_To be done:_ Search the records for the word "name" and pick out every line that has it.

_Data to use:_
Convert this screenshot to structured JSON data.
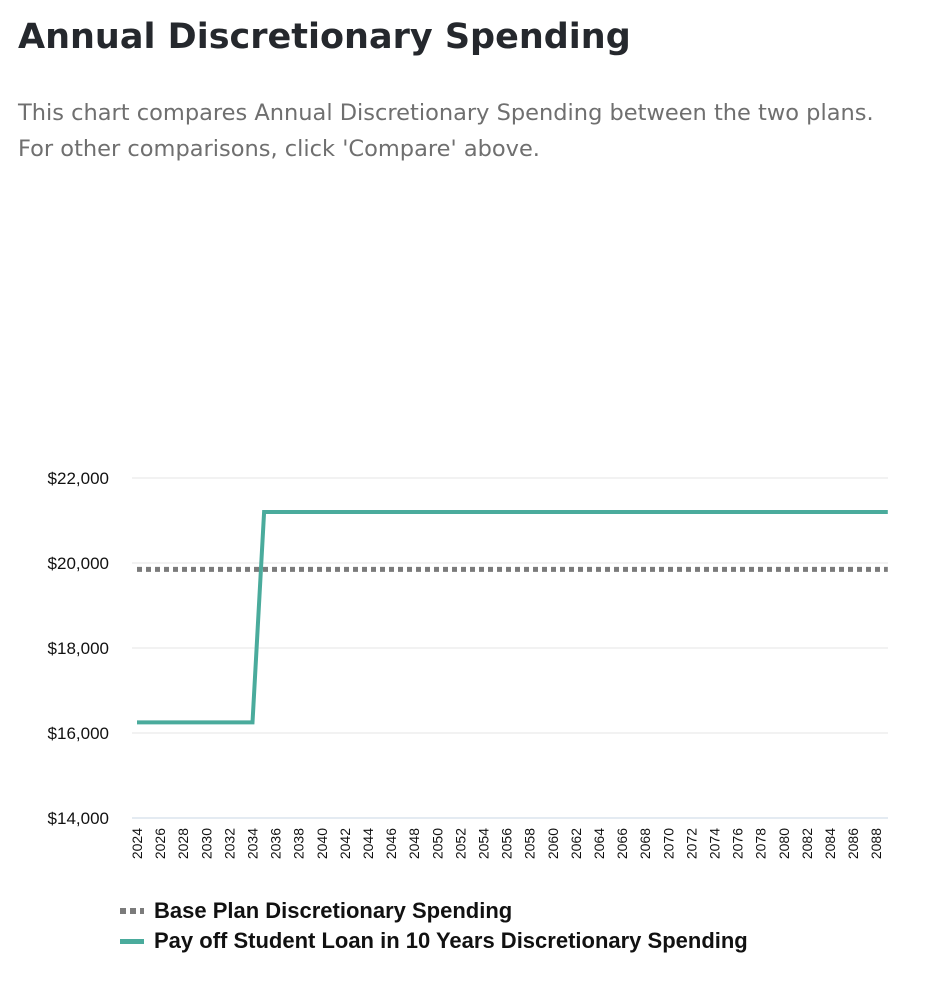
{
  "header": {
    "title": "Annual Discretionary Spending",
    "description_line1": "This chart compares Annual Discretionary Spending between the two plans.",
    "description_line2": "For other comparisons, click 'Compare' above."
  },
  "colors": {
    "base_plan": "#7b7b7b",
    "payoff_plan": "#4aab9c",
    "gridline": "#e6e6e6",
    "axis_line": "#c9d7e5"
  },
  "chart_data": {
    "type": "line",
    "title": "Annual Discretionary Spending",
    "xlabel": "",
    "ylabel": "",
    "x_range": [
      2024,
      2089
    ],
    "ylim": [
      14000,
      22000
    ],
    "y_ticks": [
      14000,
      16000,
      18000,
      20000,
      22000
    ],
    "y_tick_labels": [
      "$14,000",
      "$16,000",
      "$18,000",
      "$20,000",
      "$22,000"
    ],
    "x_tick_labels": [
      "2024",
      "2026",
      "2028",
      "2030",
      "2032",
      "2034",
      "2036",
      "2038",
      "2040",
      "2042",
      "2044",
      "2046",
      "2048",
      "2050",
      "2052",
      "2054",
      "2056",
      "2058",
      "2060",
      "2062",
      "2064",
      "2066",
      "2068",
      "2070",
      "2072",
      "2074",
      "2076",
      "2078",
      "2080",
      "2082",
      "2084",
      "2086",
      "2088"
    ],
    "series": [
      {
        "name": "Base Plan Discretionary Spending",
        "style": "dotted",
        "color": "#7b7b7b",
        "points": [
          [
            2024,
            19850
          ],
          [
            2089,
            19850
          ]
        ]
      },
      {
        "name": "Pay off Student Loan in 10 Years Discretionary Spending",
        "style": "solid",
        "color": "#4aab9c",
        "points": [
          [
            2024,
            16250
          ],
          [
            2034,
            16250
          ],
          [
            2035,
            21200
          ],
          [
            2089,
            21200
          ]
        ]
      }
    ],
    "legend": "bottom-left"
  }
}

_Completed task:_
        "name": "Base Plan Discretionary Spending",
        "name": "Pay off Student Loan in 10 Years Discretionary Spending",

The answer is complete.